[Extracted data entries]
----

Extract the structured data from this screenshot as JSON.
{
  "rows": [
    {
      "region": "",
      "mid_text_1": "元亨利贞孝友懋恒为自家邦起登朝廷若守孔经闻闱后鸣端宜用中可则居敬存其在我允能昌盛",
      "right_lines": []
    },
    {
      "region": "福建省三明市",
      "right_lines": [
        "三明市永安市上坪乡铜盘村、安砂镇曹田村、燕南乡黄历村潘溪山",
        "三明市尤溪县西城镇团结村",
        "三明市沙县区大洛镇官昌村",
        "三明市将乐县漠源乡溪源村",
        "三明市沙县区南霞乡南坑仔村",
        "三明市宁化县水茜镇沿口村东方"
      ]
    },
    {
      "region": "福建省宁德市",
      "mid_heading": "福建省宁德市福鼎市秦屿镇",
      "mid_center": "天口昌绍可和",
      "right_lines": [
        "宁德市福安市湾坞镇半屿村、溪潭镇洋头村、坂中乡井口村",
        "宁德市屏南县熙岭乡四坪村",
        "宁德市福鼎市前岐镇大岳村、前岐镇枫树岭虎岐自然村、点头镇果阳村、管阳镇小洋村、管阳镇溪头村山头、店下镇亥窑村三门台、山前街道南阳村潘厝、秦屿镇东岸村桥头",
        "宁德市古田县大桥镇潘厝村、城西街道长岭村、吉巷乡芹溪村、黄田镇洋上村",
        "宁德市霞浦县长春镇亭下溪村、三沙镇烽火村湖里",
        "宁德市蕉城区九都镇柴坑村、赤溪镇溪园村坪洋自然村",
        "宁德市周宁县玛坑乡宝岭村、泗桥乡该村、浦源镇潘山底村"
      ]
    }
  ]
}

----

> Set task
Find the word "region" and list each line it appears in.

> Task answer
      "region": "",
      "region": "福建省三明市",
      "region": "福建省宁德市",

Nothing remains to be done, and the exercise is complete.